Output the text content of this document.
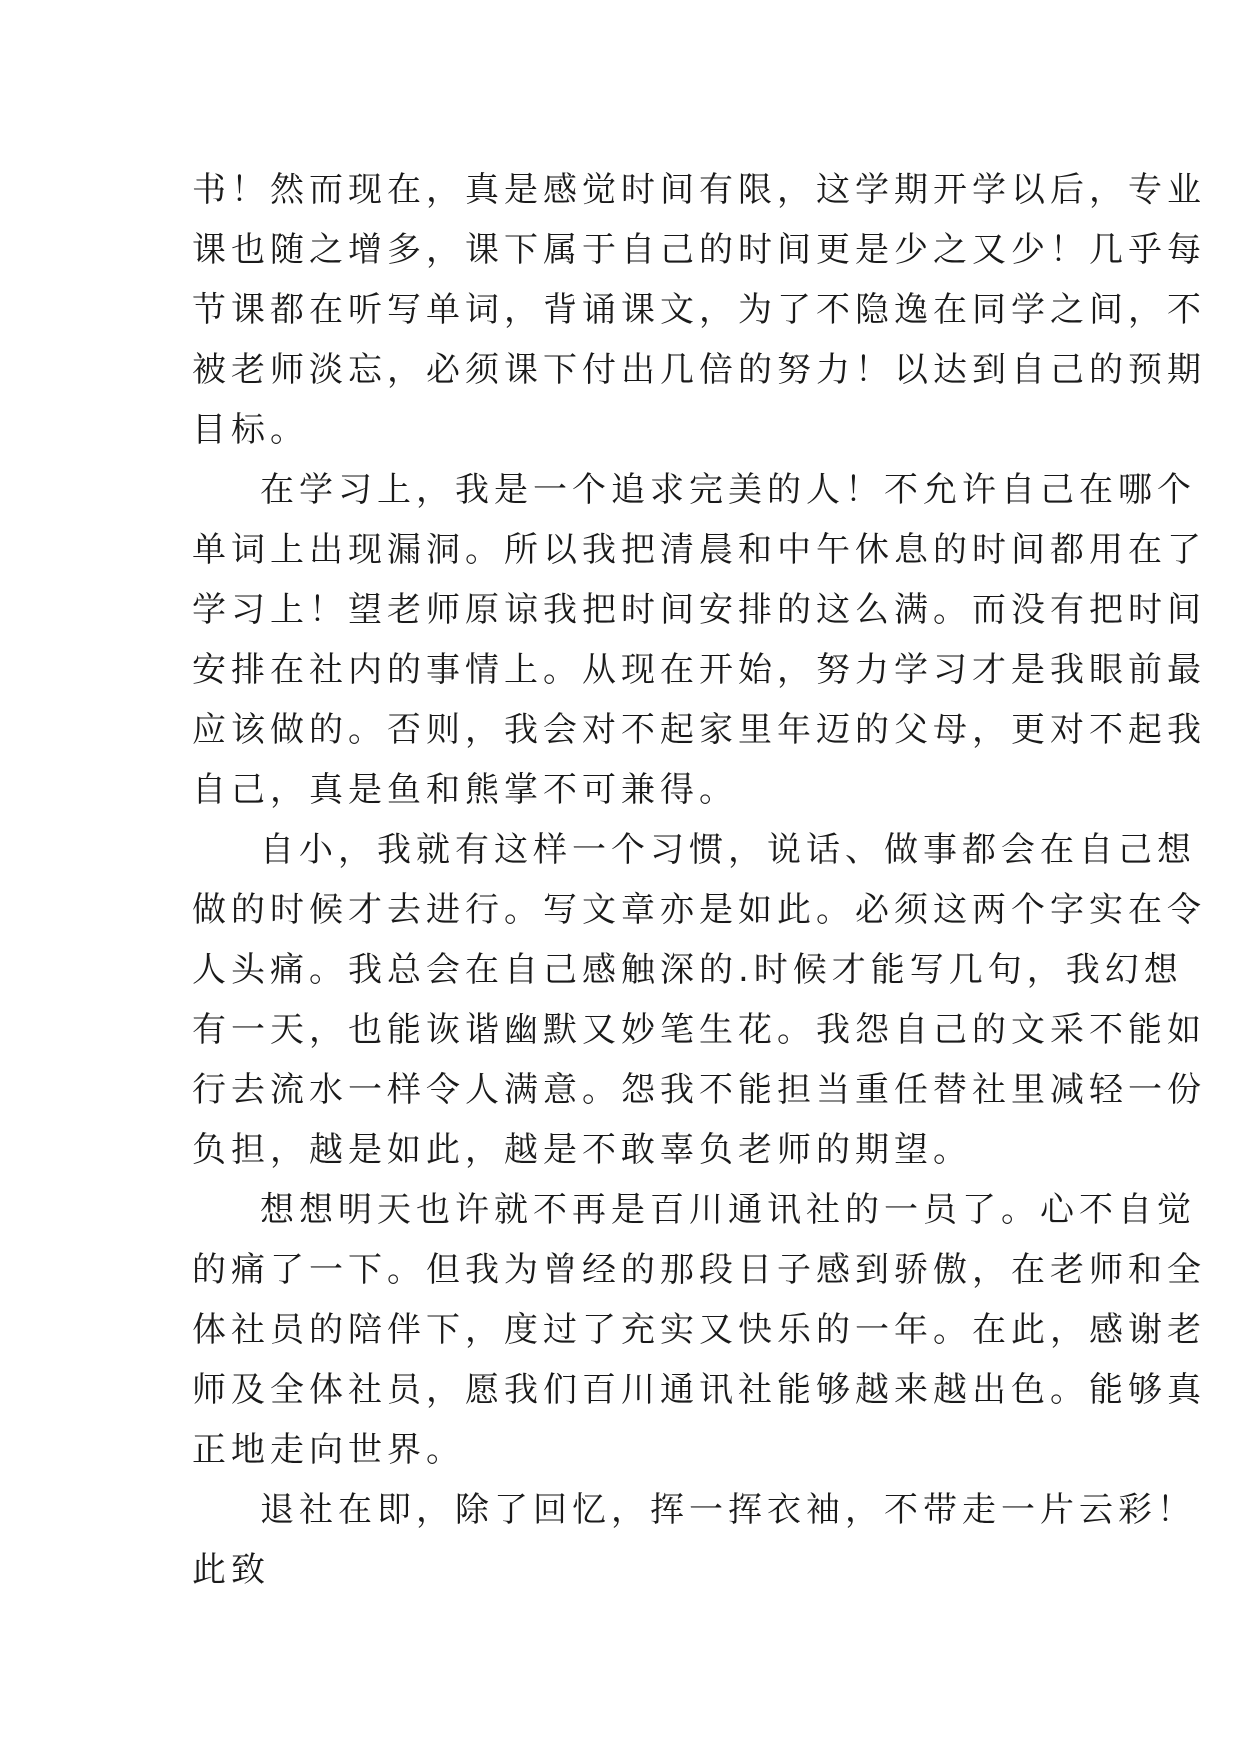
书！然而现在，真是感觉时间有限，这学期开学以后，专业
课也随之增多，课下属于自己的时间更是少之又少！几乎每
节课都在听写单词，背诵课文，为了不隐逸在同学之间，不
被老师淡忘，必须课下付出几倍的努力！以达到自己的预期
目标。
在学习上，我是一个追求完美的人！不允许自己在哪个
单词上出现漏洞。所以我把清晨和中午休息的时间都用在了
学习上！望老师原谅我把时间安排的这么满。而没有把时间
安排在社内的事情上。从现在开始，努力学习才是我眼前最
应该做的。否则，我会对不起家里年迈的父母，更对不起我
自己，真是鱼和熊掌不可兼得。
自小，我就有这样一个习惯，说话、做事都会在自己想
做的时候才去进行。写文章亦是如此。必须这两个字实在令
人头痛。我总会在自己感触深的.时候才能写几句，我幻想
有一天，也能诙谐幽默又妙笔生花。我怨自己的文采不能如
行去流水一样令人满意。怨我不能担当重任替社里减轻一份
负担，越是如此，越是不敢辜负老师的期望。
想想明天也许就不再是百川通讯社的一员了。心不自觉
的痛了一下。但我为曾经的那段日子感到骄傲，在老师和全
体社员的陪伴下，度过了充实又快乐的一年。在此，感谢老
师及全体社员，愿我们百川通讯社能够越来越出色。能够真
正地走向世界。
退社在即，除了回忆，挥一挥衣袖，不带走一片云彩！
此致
● ● ●
-- WORK INSTRUCTIONS --
Leave the pictures out, and print every line of the listing exactly as written.

-- THE SOLUTION --
Output the text content of this document.
书！然而现在，真是感觉时间有限，这学期开学以后，专业
课也随之增多，课下属于自己的时间更是少之又少！几乎每
节课都在听写单词，背诵课文，为了不隐逸在同学之间，不
被老师淡忘，必须课下付出几倍的努力！以达到自己的预期
目标。
在学习上，我是一个追求完美的人！不允许自己在哪个
单词上出现漏洞。所以我把清晨和中午休息的时间都用在了
学习上！望老师原谅我把时间安排的这么满。而没有把时间
安排在社内的事情上。从现在开始，努力学习才是我眼前最
应该做的。否则，我会对不起家里年迈的父母，更对不起我
自己，真是鱼和熊掌不可兼得。
自小，我就有这样一个习惯，说话、做事都会在自己想
做的时候才去进行。写文章亦是如此。必须这两个字实在令
人头痛。我总会在自己感触深的.时候才能写几句，我幻想
有一天，也能诙谐幽默又妙笔生花。我怨自己的文采不能如
行去流水一样令人满意。怨我不能担当重任替社里减轻一份
负担，越是如此，越是不敢辜负老师的期望。
想想明天也许就不再是百川通讯社的一员了。心不自觉
的痛了一下。但我为曾经的那段日子感到骄傲，在老师和全
体社员的陪伴下，度过了充实又快乐的一年。在此，感谢老
师及全体社员，愿我们百川通讯社能够越来越出色。能够真
正地走向世界。
退社在即，除了回忆，挥一挥衣袖，不带走一片云彩！
此致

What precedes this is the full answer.